▶ _Exercise instructions_: Sift the listing for lines that hold the string "smaller" and pull them out.

▶ _Records_:
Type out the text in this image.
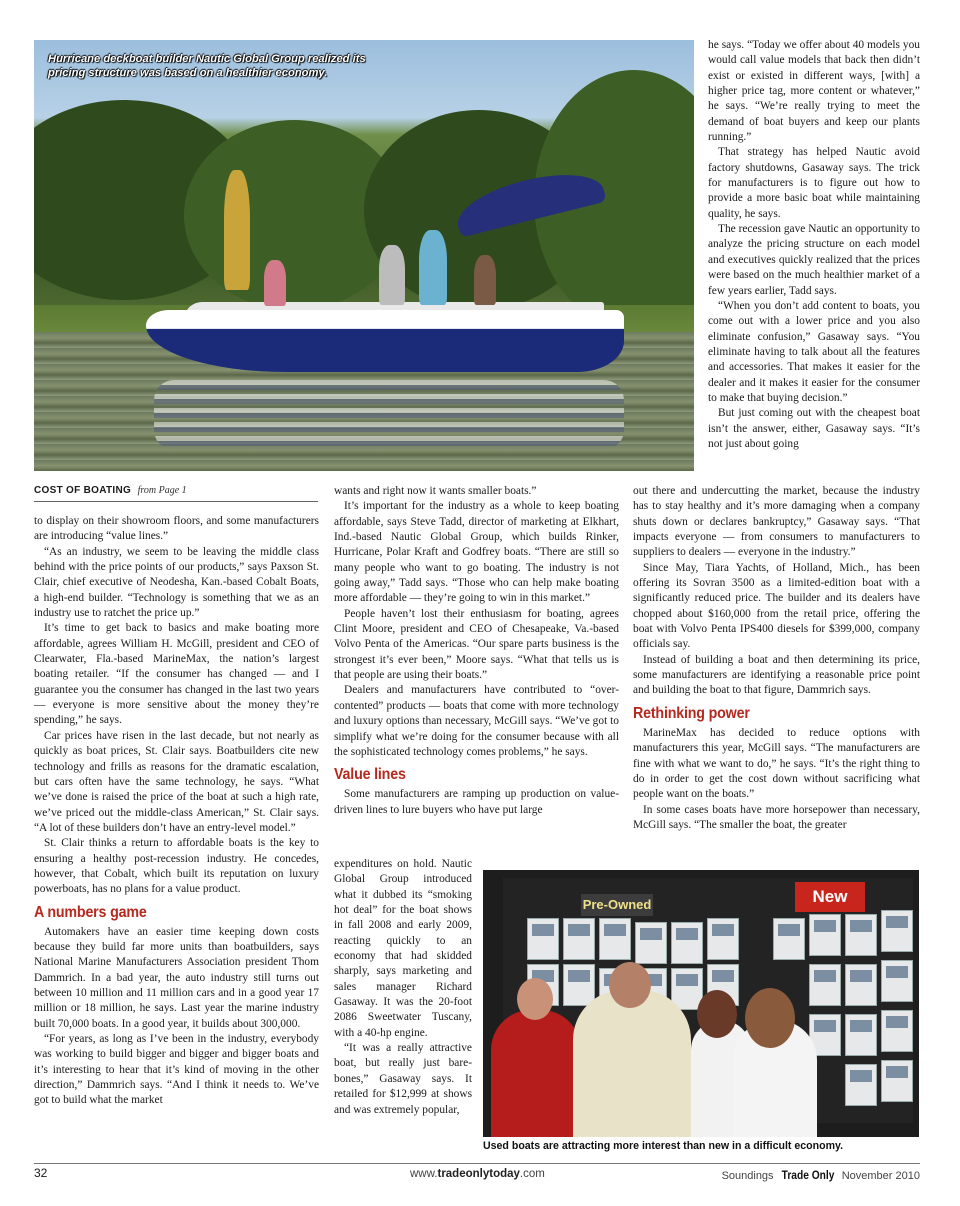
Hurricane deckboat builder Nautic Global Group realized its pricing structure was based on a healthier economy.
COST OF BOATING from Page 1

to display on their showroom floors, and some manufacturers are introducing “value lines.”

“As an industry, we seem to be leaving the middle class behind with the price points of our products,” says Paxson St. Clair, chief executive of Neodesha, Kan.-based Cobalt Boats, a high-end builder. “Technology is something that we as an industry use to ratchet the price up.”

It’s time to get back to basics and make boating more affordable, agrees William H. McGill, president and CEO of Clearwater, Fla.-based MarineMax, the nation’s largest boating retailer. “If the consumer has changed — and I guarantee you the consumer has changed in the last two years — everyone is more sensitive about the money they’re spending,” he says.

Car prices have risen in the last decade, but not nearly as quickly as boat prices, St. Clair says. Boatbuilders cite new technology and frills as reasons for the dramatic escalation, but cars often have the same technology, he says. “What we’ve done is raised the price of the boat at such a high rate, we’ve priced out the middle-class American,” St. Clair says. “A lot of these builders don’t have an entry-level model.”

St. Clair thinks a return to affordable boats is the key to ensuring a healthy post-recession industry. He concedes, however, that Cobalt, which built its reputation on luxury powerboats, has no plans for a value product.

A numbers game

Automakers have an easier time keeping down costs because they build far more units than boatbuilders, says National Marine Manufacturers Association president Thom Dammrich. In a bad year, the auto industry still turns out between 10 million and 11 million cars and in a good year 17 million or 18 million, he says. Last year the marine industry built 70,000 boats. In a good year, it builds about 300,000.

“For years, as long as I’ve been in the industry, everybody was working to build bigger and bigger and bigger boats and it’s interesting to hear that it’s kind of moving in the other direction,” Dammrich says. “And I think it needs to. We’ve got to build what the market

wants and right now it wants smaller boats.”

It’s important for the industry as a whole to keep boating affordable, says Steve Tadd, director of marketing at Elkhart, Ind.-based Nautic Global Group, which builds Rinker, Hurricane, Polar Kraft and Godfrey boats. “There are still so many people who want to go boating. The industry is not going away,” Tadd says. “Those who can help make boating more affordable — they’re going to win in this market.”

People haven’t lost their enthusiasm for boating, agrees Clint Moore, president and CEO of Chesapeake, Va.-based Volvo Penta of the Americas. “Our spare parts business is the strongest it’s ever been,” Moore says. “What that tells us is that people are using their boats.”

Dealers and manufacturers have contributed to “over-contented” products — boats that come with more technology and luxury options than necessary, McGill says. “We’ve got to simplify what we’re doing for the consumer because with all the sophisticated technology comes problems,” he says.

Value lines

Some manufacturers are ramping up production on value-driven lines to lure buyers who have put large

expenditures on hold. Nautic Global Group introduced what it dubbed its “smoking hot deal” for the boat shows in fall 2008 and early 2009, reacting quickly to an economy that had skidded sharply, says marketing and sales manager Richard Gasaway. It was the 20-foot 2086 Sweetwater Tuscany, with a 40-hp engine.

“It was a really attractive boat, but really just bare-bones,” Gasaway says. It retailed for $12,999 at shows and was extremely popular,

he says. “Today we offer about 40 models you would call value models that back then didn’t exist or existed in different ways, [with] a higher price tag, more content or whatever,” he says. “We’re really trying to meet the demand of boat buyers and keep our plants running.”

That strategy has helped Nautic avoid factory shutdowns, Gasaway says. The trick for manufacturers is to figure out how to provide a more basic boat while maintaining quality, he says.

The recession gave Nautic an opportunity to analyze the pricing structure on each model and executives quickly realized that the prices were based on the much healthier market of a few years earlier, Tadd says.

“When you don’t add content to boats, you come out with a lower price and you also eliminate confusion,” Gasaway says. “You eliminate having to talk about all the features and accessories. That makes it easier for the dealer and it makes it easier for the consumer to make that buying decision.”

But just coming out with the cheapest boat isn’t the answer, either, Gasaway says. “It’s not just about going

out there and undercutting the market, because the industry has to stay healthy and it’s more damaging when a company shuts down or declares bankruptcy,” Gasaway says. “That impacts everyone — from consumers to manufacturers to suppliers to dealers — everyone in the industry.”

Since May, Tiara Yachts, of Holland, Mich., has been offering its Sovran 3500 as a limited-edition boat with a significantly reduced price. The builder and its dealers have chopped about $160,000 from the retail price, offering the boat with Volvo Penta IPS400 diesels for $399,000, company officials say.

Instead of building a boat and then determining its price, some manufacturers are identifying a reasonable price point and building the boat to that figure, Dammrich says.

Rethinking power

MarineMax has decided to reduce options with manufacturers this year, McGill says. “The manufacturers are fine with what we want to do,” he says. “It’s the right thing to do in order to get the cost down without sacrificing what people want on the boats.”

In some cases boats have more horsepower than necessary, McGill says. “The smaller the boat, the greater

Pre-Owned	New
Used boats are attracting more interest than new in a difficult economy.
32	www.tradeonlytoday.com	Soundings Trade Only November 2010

---

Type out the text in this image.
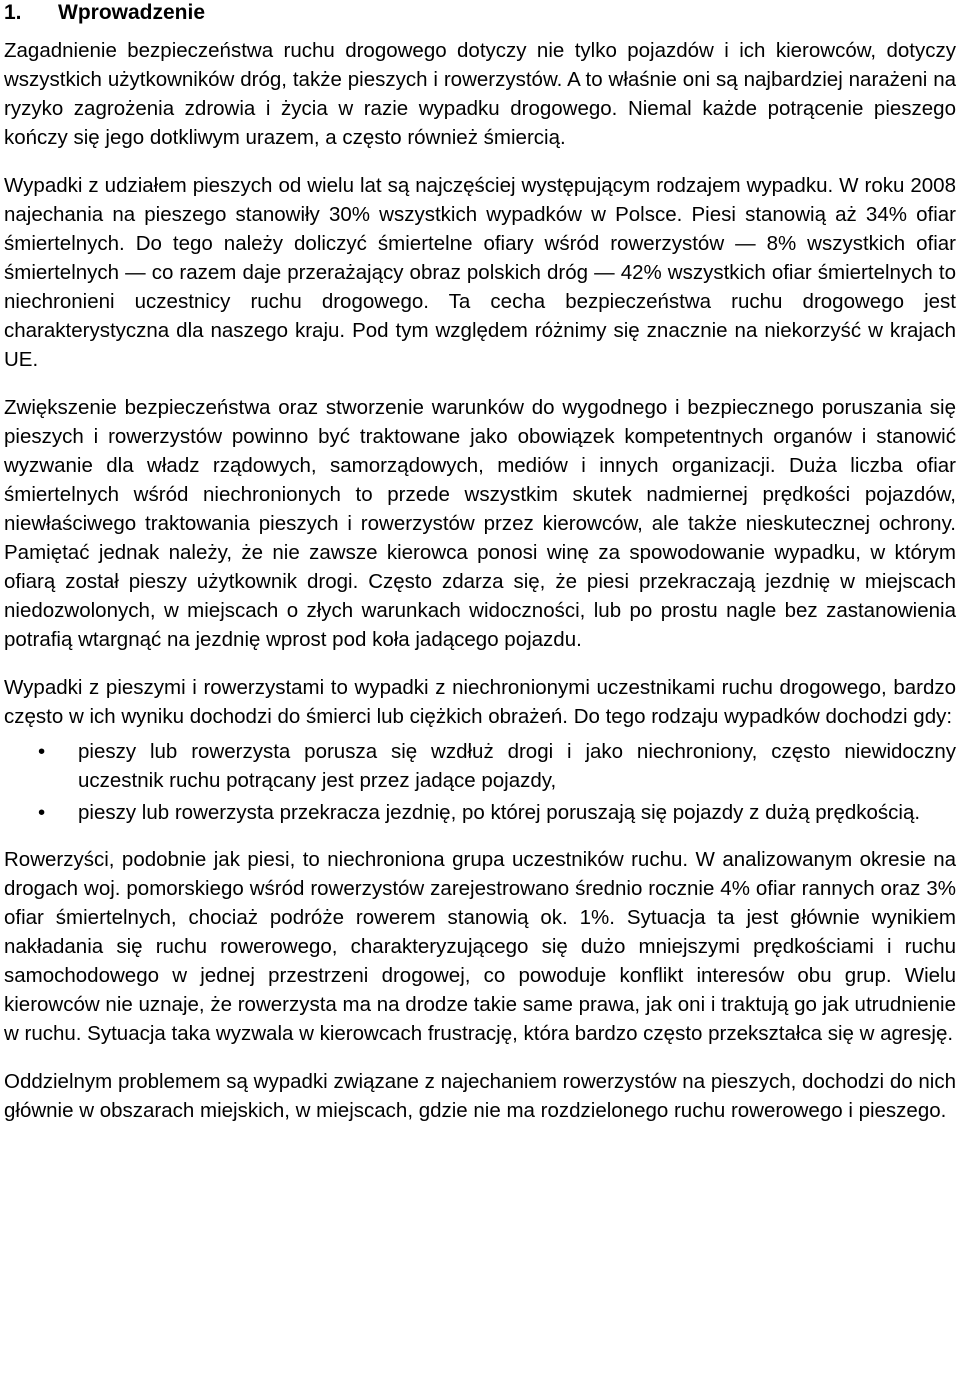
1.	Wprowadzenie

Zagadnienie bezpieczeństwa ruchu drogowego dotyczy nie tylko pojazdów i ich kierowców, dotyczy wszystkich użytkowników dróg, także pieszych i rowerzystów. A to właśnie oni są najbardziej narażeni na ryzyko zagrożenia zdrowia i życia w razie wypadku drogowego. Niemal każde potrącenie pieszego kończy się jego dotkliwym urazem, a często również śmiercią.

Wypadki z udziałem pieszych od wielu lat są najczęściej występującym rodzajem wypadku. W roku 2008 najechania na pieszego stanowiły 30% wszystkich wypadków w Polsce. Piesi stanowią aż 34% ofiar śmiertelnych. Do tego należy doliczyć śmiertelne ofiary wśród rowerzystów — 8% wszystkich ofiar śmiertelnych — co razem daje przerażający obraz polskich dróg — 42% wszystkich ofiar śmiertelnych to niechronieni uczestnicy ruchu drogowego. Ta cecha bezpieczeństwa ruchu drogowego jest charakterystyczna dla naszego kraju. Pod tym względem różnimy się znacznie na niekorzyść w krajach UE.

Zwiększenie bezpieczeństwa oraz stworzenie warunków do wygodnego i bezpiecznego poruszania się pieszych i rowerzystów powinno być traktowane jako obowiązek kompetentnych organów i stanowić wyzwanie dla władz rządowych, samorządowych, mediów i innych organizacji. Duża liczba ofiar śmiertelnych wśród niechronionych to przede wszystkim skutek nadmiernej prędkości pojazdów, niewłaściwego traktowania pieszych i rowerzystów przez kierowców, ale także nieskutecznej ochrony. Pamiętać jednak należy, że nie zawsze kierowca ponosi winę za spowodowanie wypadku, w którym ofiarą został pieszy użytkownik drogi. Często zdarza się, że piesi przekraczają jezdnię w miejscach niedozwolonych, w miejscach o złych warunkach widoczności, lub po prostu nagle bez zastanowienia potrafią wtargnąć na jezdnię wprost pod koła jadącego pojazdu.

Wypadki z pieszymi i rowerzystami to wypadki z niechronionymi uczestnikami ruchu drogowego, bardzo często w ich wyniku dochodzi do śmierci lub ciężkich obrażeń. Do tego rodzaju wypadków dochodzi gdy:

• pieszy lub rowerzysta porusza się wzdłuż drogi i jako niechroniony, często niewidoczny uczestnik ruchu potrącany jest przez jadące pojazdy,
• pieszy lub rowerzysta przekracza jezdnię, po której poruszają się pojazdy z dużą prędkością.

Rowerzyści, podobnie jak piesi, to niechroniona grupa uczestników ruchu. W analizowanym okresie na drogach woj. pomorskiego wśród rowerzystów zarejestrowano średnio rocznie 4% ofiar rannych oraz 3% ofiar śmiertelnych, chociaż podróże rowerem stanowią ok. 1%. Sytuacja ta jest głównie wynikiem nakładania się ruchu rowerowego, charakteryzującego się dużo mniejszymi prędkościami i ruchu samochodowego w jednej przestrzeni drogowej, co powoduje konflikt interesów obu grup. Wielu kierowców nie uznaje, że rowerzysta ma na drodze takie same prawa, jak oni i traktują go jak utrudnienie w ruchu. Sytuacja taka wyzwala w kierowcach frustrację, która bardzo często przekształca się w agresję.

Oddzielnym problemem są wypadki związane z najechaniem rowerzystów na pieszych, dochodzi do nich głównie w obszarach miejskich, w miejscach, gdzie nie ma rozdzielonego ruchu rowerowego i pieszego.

▶ _Task solution_:
wants and right now it wants smaller boats.”
In some cases boats have more horsepower than necessary, McGill says. “The smaller the boat, the greater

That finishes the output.